> _INSTRUCTION 1_: Translate this sentence from the book review into French: "The verses written are deft at sifting through the complex emotions that arise in the wake of great loss and love born amid grief."
> _INSTRUCTION 2_: Reproduce the book review word for word from "By Medha Setia" to "into family relationships.".

> _EXTRACT TO READ_:
Clap When You Land Book Review: Poetry in Motion
Clap When You Land Book Review: Elizabeth Acevedo is adept with words in verse building up a beautiful story of love, loss and betrayal.
“Celebrating Life”
Clap When You Land Book Review: Elizabeth Acevedo is adept with words in verse building up a beautiful story of love, loss and betrayal.
By Medha Setia | Opening Doorz Editorial | July 11, 2021
Book Review: Clap When You Land
Author: Elizabeth Acevedo
Rating: 5/5
The Essence: This is a powerful, heartbreaking, and compelling novel. The verses written are deft at sifting through the complex emotions that arise in the wake of great loss and love born amid grief. This book is poignant and impossible to put down as it breathes life into the fictional characters that develop and mature as the story unfolds. It is an outstanding read and I recommend everyone to read it at least once.
Clap When You Land written by Elizabeth Acevedo is yet another novel in verse that explores the intricacies of bittersweet bonds and the devastation of loss. It is a narrative that burrows deep into the reader’s mind nudging them to see the plot through the character’s perspective, exploring the depths of grief. It also delves into family relationships.

> _GIVEN DATA_:
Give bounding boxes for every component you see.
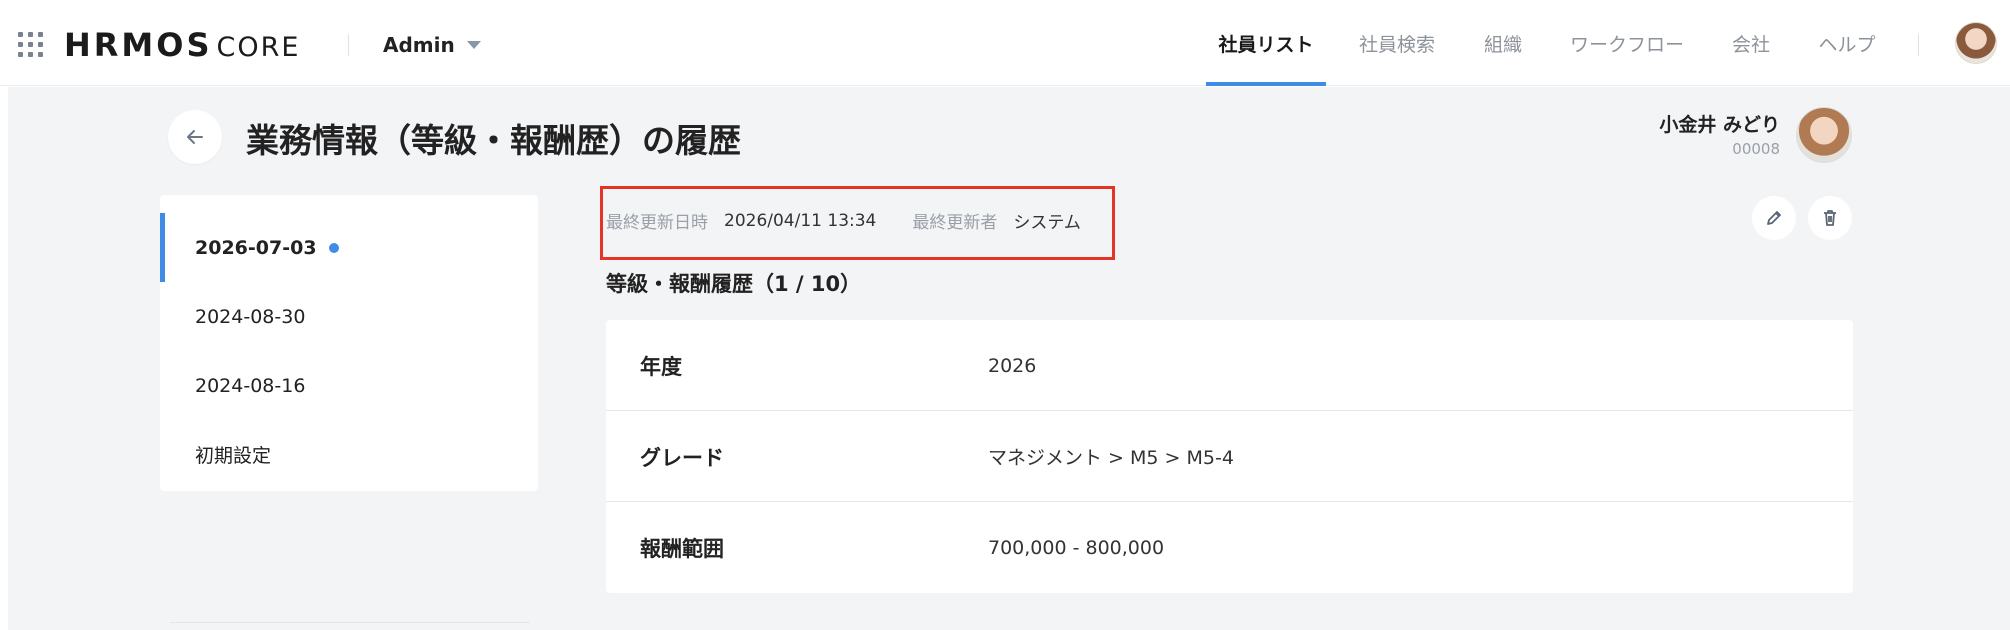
history-list: 2026-07-03 2024-08-30 2024-08-16 初期設定: [160, 195, 538, 491]
account-avatar[interactable]: [1955, 22, 1997, 64]
app-logo[interactable]: HRMOS CORE: [64, 26, 301, 64]
table-row: 報酬範囲 700,000 - 800,000: [606, 502, 1853, 593]
history-item-label: 初期設定: [195, 445, 272, 467]
header-divider-right: [1918, 34, 1919, 56]
nav-organization[interactable]: 組織: [1478, 0, 1528, 86]
table-row: グレード マネジメント > M5 > M5-4: [606, 411, 1853, 502]
row-key: 報酬範囲: [640, 536, 724, 561]
user-name: 小金井 みどり: [1659, 114, 1780, 136]
history-item[interactable]: 2024-08-16: [160, 351, 538, 420]
role-label: Admin: [383, 33, 455, 57]
history-item-label: 2024-08-16: [195, 374, 306, 397]
arrow-left-icon: [187, 130, 203, 144]
user-avatar: [1796, 107, 1852, 163]
row-value: 2026: [988, 354, 1037, 377]
nav-company[interactable]: 会社: [1726, 0, 1776, 86]
dot-icon: [328, 242, 339, 253]
pencil-icon: [1767, 211, 1781, 225]
table-row: 年度 2026: [606, 320, 1853, 411]
nav-employee-list[interactable]: 社員リスト: [1206, 0, 1326, 86]
role-switcher[interactable]: Admin: [383, 30, 481, 60]
edit-button[interactable]: [1752, 196, 1796, 240]
row-key: グレード: [640, 445, 724, 470]
back-button[interactable]: [168, 110, 222, 164]
history-item-label: 2026-07-03: [195, 236, 317, 259]
logo-main-text: HRMOS: [64, 26, 213, 64]
logo-sub-text: CORE: [216, 32, 301, 63]
row-value: 700,000 - 800,000: [988, 536, 1165, 559]
history-item[interactable]: 2024-08-30: [160, 282, 538, 351]
nav-employee-search[interactable]: 社員検索: [1352, 0, 1442, 86]
trash-icon: [1824, 210, 1836, 226]
nav-workflow[interactable]: ワークフロー: [1564, 0, 1690, 86]
page-title: 業務情報（等級・報酬歴）の履歴: [246, 121, 741, 160]
header-divider: [348, 34, 349, 56]
history-item[interactable]: 初期設定: [160, 420, 538, 489]
row-value: マネジメント > M5 > M5-4: [988, 447, 1234, 469]
nav-help[interactable]: ヘルプ: [1812, 0, 1882, 86]
top-header: HRMOS CORE Admin 社員リスト 社員検索 組織 ワークフロー 会社…: [0, 0, 2010, 86]
delete-button[interactable]: [1808, 196, 1852, 240]
user-id: 00008: [1732, 140, 1780, 158]
history-item-label: 2024-08-30: [195, 305, 306, 328]
caret-down-icon: [466, 41, 481, 49]
row-key: 年度: [640, 354, 682, 379]
apps-grid-icon[interactable]: [18, 32, 44, 58]
highlight-annotation: [600, 186, 1115, 260]
divider: [170, 622, 530, 623]
history-item[interactable]: 2026-07-03: [160, 213, 538, 282]
detail-table: 年度 2026 グレード マネジメント > M5 > M5-4 報酬範囲 700…: [606, 320, 1853, 593]
section-title: 等級・報酬履歴（1 / 10）: [606, 272, 862, 296]
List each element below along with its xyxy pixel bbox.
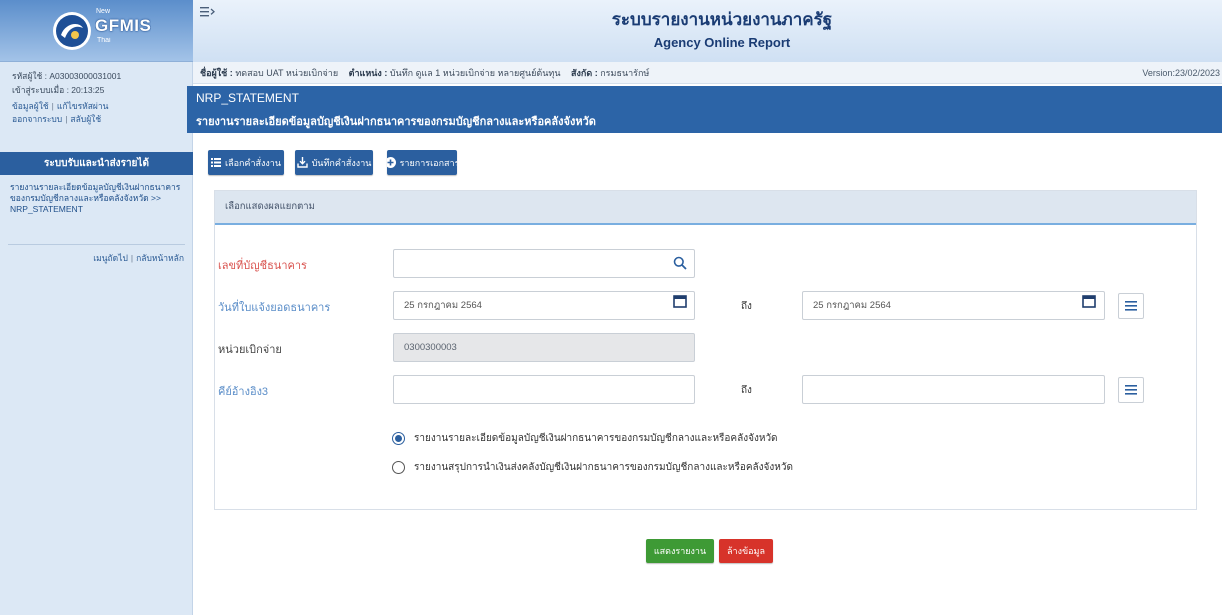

> _CORRECT RESULT 1_: Les vers écrits excellent à démêler les émotions complexes qui surgissent à la suite d'une grande perte et d'un amour né au cœur du deuil.

> _CORRECT RESULT 2_:
By Medha Setia | Opening Doorz Editorial | July 11, 2021
Book Review: Clap When You Land
Author: Elizabeth Acevedo
Rating: 5/5
The Essence: This is a powerful, heartbreaking, and compelling novel. The verses written are deft at sifting through the complex emotions that arise in the wake of great loss and love born amid grief. This book is poignant and impossible to put down as it breathes life into the fictional characters that develop and mature as the story unfolds. It is an outstanding read and I recommend everyone to read it at least once.
Clap When You Land written by Elizabeth Acevedo is yet another novel in verse that explores the intricacies of bittersweet bonds and the devastation of loss. It is a narrative that burrows deep into the reader’s mind nudging them to see the plot through the character’s perspective, exploring the depths of grief. It also delves into family relationships.